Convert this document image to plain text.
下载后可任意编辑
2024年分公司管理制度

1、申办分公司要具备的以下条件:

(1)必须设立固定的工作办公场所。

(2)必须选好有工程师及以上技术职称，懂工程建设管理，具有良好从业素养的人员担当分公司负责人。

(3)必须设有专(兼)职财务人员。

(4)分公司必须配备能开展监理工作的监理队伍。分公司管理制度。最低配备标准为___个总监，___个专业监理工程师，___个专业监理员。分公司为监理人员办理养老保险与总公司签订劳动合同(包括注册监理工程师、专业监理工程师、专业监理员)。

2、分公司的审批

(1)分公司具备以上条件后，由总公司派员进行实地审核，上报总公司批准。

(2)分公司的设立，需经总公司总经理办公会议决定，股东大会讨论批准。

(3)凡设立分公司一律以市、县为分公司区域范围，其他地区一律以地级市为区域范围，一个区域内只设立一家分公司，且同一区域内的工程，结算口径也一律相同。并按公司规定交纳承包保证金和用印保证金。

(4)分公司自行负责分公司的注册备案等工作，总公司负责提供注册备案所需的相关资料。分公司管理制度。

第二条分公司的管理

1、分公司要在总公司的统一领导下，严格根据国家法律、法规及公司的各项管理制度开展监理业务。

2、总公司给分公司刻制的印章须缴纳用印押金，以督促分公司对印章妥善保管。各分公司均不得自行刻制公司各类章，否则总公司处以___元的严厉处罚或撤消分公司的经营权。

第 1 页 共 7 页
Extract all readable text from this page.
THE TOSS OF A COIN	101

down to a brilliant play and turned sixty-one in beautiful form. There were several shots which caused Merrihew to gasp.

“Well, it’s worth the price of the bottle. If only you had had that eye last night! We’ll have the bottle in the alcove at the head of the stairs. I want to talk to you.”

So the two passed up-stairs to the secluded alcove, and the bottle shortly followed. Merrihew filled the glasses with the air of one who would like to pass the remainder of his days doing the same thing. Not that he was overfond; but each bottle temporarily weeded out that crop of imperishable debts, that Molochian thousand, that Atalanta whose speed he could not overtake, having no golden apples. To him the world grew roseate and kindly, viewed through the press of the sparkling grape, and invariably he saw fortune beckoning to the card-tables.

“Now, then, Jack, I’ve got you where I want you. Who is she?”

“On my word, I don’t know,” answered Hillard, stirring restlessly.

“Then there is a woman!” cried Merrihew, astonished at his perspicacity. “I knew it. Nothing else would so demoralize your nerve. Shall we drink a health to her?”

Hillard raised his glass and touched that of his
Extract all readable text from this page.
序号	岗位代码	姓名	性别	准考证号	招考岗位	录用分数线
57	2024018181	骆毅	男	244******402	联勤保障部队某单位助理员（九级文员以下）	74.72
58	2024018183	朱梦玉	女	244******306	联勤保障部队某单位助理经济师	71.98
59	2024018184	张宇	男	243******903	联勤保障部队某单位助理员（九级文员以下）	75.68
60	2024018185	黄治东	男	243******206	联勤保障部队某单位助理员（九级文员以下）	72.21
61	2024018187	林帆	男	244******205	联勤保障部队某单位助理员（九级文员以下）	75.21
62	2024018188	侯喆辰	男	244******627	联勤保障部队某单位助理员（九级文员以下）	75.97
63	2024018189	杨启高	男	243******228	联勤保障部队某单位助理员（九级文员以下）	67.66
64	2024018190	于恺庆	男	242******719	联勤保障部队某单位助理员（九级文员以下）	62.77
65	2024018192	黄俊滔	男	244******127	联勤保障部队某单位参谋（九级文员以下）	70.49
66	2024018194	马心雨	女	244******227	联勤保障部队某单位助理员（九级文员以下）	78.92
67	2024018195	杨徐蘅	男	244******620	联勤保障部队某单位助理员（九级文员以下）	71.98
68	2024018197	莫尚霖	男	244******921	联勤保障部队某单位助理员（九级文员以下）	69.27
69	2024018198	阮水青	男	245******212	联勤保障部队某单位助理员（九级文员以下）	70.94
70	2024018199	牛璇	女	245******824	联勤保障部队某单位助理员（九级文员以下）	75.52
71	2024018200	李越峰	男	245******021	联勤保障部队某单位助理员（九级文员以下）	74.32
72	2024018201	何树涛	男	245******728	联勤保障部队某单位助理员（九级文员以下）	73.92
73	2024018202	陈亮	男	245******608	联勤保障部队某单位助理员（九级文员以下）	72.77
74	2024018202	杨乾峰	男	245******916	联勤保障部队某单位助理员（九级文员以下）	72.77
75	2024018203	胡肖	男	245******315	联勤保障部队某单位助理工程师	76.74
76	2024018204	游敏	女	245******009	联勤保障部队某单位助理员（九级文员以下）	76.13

=======

▶ **JOB**:
Would you write down every record again, exactly?

▶ **FULL SOLUTION**:
Convert this document image to plain text.
下载后可任意编辑
2024年分公司管理制度

1、申办分公司要具备的以下条件:

(1)必须设立固定的工作办公场所。

(2)必须选好有工程师及以上技术职称，懂工程建设管理，具有良好从业素养的人员担当分公司负责人。

(3)必须设有专(兼)职财务人员。

(4)分公司必须配备能开展监理工作的监理队伍。分公司管理制度。最低配备标准为___个总监，___个专业监理工程师，___个专业监理员。分公司为监理人员办理养老保险与总公司签订劳动合同(包括注册监理工程师、专业监理工程师、专业监理员)。

2、分公司的审批

(1)分公司具备以上条件后，由总公司派员进行实地审核，上报总公司批准。

(2)分公司的设立，需经总公司总经理办公会议决定，股东大会讨论批准。

(3)凡设立分公司一律以市、县为分公司区域范围，其他地区一律以地级市为区域范围，一个区域内只设立一家分公司，且同一区域内的工程，结算口径也一律相同。并按公司规定交纳承包保证金和用印保证金。

(4)分公司自行负责分公司的注册备案等工作，总公司负责提供注册备案所需的相关资料。分公司管理制度。

第二条分公司的管理

1、分公司要在总公司的统一领导下，严格根据国家法律、法规及公司的各项管理制度开展监理业务。

2、总公司给分公司刻制的印章须缴纳用印押金，以督促分公司对印章妥善保管。各分公司均不得自行刻制公司各类章，否则总公司处以___元的严厉处罚或撤消分公司的经营权。

第 1 页 共 7 页
Extract all readable text from this page.
THE TOSS OF A COIN	101

down to a brilliant play and turned sixty-one in beautiful form. There were several shots which caused Merrihew to gasp.

“Well, it’s worth the price of the bottle. If only you had had that eye last night! We’ll have the bottle in the alcove at the head of the stairs. I want to talk to you.”

So the two passed up-stairs to the secluded alcove, and the bottle shortly followed. Merrihew filled the glasses with the air of one who would like to pass the remainder of his days doing the same thing. Not that he was overfond; but each bottle temporarily weeded out that crop of imperishable debts, that Molochian thousand, that Atalanta whose speed he could not overtake, having no golden apples. To him the world grew roseate and kindly, viewed through the press of the sparkling grape, and invariably he saw fortune beckoning to the card-tables.

“Now, then, Jack, I’ve got you where I want you. Who is she?”

“On my word, I don’t know,” answered Hillard, stirring restlessly.

“Then there is a woman!” cried Merrihew, astonished at his perspicacity. “I knew it. Nothing else would so demoralize your nerve. Shall we drink a health to her?”

Hillard raised his glass and touched that of his
Extract all readable text from this page.
序号	岗位代码	姓名	性别	准考证号	招考岗位	录用分数线
57	2024018181	骆毅	男	244******402	联勤保障部队某单位助理员（九级文员以下）	74.72
58	2024018183	朱梦玉	女	244******306	联勤保障部队某单位助理经济师	71.98
59	2024018184	张宇	男	243******903	联勤保障部队某单位助理员（九级文员以下）	75.68
60	2024018185	黄治东	男	243******206	联勤保障部队某单位助理员（九级文员以下）	72.21
61	2024018187	林帆	男	244******205	联勤保障部队某单位助理员（九级文员以下）	75.21
62	2024018188	侯喆辰	男	244******627	联勤保障部队某单位助理员（九级文员以下）	75.97
63	2024018189	杨启高	男	243******228	联勤保障部队某单位助理员（九级文员以下）	67.66
64	2024018190	于恺庆	男	242******719	联勤保障部队某单位助理员（九级文员以下）	62.77
65	2024018192	黄俊滔	男	244******127	联勤保障部队某单位参谋（九级文员以下）	70.49
66	2024018194	马心雨	女	244******227	联勤保障部队某单位助理员（九级文员以下）	78.92
67	2024018195	杨徐蘅	男	244******620	联勤保障部队某单位助理员（九级文员以下）	71.98
68	2024018197	莫尚霖	男	244******921	联勤保障部队某单位助理员（九级文员以下）	69.27
69	2024018198	阮水青	男	245******212	联勤保障部队某单位助理员（九级文员以下）	70.94
70	2024018199	牛璇	女	245******824	联勤保障部队某单位助理员（九级文员以下）	75.52
71	2024018200	李越峰	男	245******021	联勤保障部队某单位助理员（九级文员以下）	74.32
72	2024018201	何树涛	男	245******728	联勤保障部队某单位助理员（九级文员以下）	73.92
73	2024018202	陈亮	男	245******608	联勤保障部队某单位助理员（九级文员以下）	72.77
74	2024018202	杨乾峰	男	245******916	联勤保障部队某单位助理员（九级文员以下）	72.77
75	2024018203	胡肖	男	245******315	联勤保障部队某单位助理工程师	76.74
76	2024018204	游敏	女	245******009	联勤保障部队某单位助理员（九级文员以下）	76.13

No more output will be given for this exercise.